#### PROBLEM DETAILS:
Spot each line that carries the word "true"; copy those lines.

#### SUPPLIED INFORMATION:

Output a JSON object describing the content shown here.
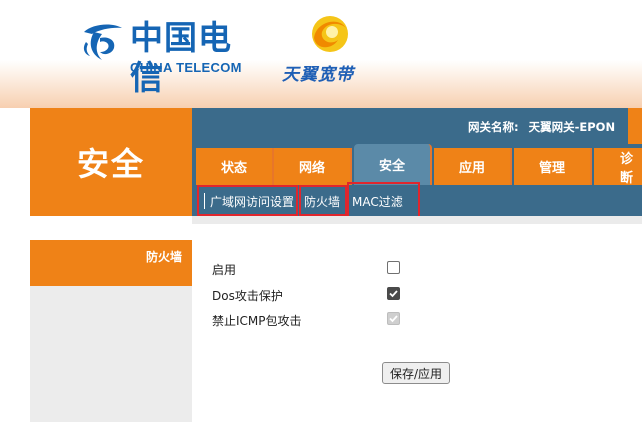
{
  "brand": {
    "ct_cn": "中国电信",
    "ct_en": "CHINA TELECOM",
    "tianyi": "天翼宽带"
  },
  "section_title": "安全",
  "gateway": {
    "label": "网关名称:",
    "name": "天翼网关-EPON"
  },
  "tabs": [
    {
      "label": "状态",
      "active": false
    },
    {
      "label": "网络",
      "active": false
    },
    {
      "label": "安全",
      "active": true
    },
    {
      "label": "应用",
      "active": false
    },
    {
      "label": "管理",
      "active": false
    },
    {
      "label": "诊断",
      "active": false
    }
  ],
  "subnav": [
    {
      "label": "广域网访问设置"
    },
    {
      "label": "防火墙"
    },
    {
      "label": "MAC过滤"
    }
  ],
  "left_menu": {
    "items": [
      {
        "label": "防火墙",
        "active": true
      }
    ]
  },
  "firewall": {
    "options": [
      {
        "label": "启用",
        "checked": false,
        "disabled": false
      },
      {
        "label": "Dos攻击保护",
        "checked": true,
        "disabled": false
      },
      {
        "label": "禁止ICMP包攻击",
        "checked": true,
        "disabled": true
      }
    ],
    "save_label": "保存/应用"
  },
  "colors": {
    "orange": "#ef8217",
    "nav_blue": "#3b6b8b",
    "active_tab": "#5b8aa8",
    "highlight_red": "#e0262d",
    "brand_blue": "#1565b4"
  }
}
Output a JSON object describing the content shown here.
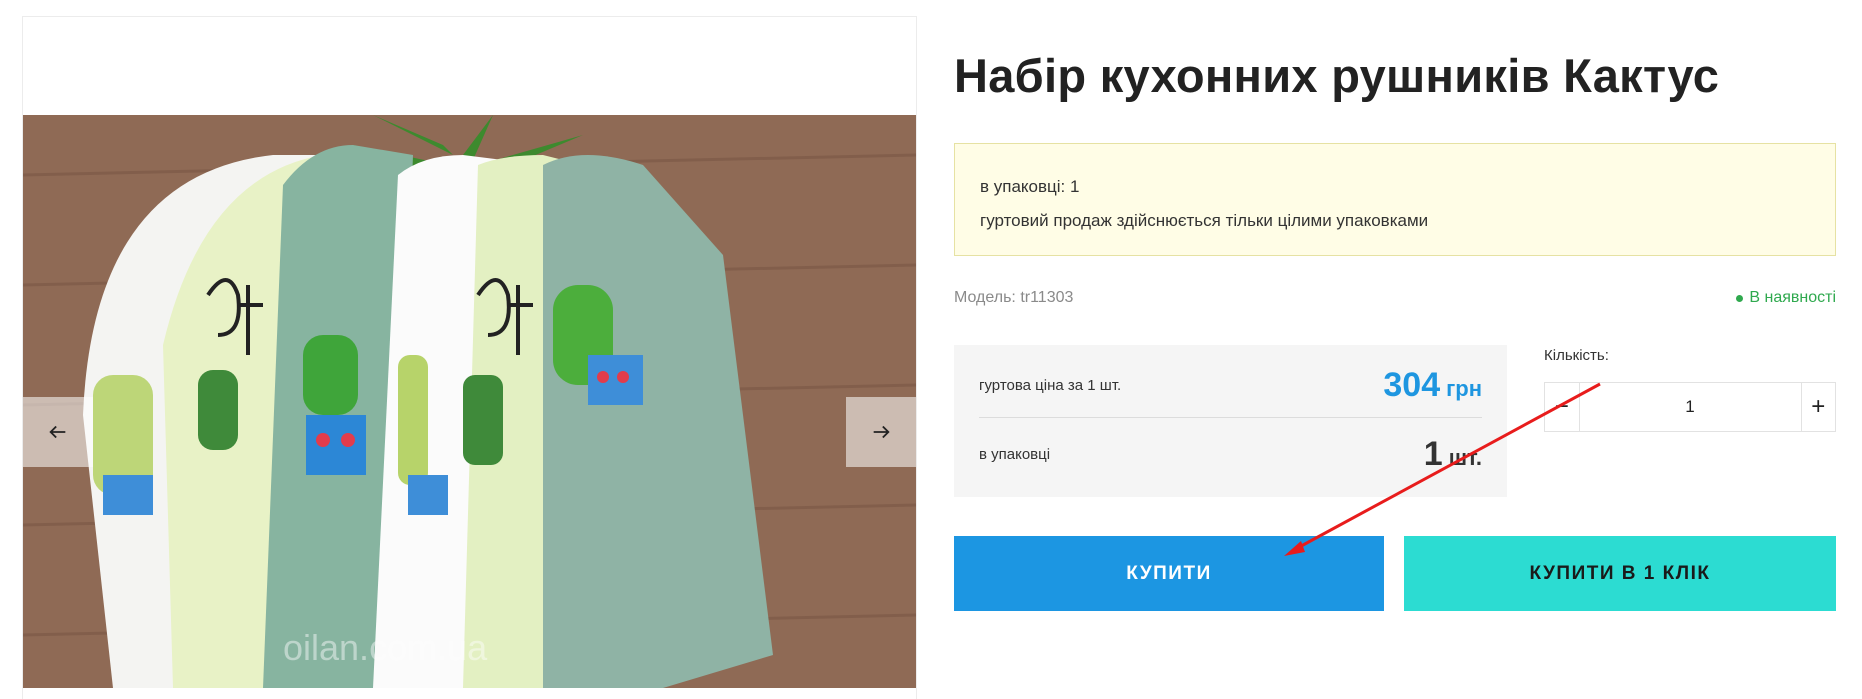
{
  "product": {
    "title": "Набір кухонних рушників Кактус",
    "image_alt": "Кухонні рушники з вишитими кактусами",
    "watermark": "oilan.com.ua"
  },
  "notice": {
    "line1": "в упаковці: 1",
    "line2": "гуртовий продаж здійснюється тільки цілими упаковками"
  },
  "model": {
    "label": "Модель: tr11303"
  },
  "stock": {
    "status": "В наявності",
    "color": "#2fa94e"
  },
  "price": {
    "label": "гуртова ціна за 1 шт.",
    "value": "304",
    "currency": "грн",
    "color": "#1e96e0"
  },
  "package": {
    "label": "в упаковці",
    "value": "1",
    "unit": "шт."
  },
  "quantity": {
    "label": "Кількість:",
    "value": "1",
    "minus": "−",
    "plus": "+"
  },
  "buttons": {
    "buy": "КУПИТИ",
    "buy_one_click": "КУПИТИ В 1 КЛІК",
    "buy_color": "#1c96e2",
    "one_click_color": "#2cdcd2"
  },
  "gallery": {
    "prev_icon": "arrow-left-icon",
    "next_icon": "arrow-right-icon"
  }
}
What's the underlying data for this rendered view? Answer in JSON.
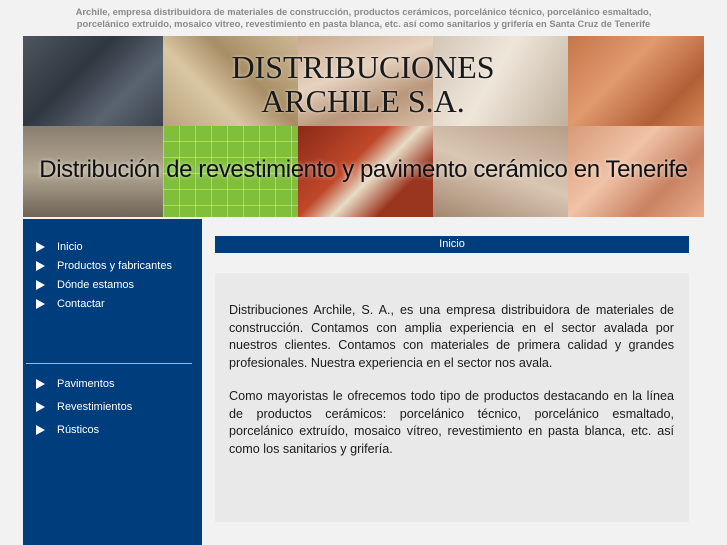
{
  "top_text": {
    "line1": "Archile, empresa distribuidora de materiales de construcción, productos cerámicos, porcelánico técnico, porcelánico esmaltado,",
    "line2": "porcelánico extruido, mosaico vitreo, revestimiento en pasta blanca, etc. así como sanitarios y grifería en Santa Cruz de Tenerife"
  },
  "banner": {
    "title_line1": "DISTRIBUCIONES",
    "title_line2": "ARCHILE S.A.",
    "subtitle": "Distribución de revestimiento y pavimento cerámico en Tenerife"
  },
  "sidebar": {
    "menu1": [
      {
        "label": "Inicio",
        "icon": "arrow-right-icon"
      },
      {
        "label": "Productos y fabricantes",
        "icon": "arrow-right-icon"
      },
      {
        "label": "Dónde estamos",
        "icon": "arrow-right-icon"
      },
      {
        "label": "Contactar",
        "icon": "arrow-right-icon"
      }
    ],
    "menu2": [
      {
        "label": "Pavimentos",
        "icon": "arrow-right-icon"
      },
      {
        "label": "Revestimientos",
        "icon": "arrow-right-icon"
      },
      {
        "label": "Rústicos",
        "icon": "arrow-right-icon"
      }
    ]
  },
  "main": {
    "header": "Inicio",
    "paragraph1": "Distribuciones Archile, S. A., es una empresa distribuidora de materiales de construcción. Contamos con amplia experiencia en el sector avalada por nuestros clientes. Contamos con materiales de primera calidad y grandes profesionales. Nuestra experiencia en el sector nos avala.",
    "paragraph2": "Como mayoristas le ofrecemos todo tipo de productos destacando en la línea de productos cerámicos: porcelánico técnico, porcelánico esmaltado, porcelánico extruído, mosaico vítreo,   revestimiento en pasta blanca, etc. así como los sanitarios y grifería."
  },
  "colors": {
    "nav_blue": "#003d7c",
    "page_bg": "#f2f2f2",
    "content_bg": "#e9e9e9"
  }
}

#### TASK RESULT:
      "active": true
        "active": true
        "checked": true,
        "checked": true,
        "disabled": true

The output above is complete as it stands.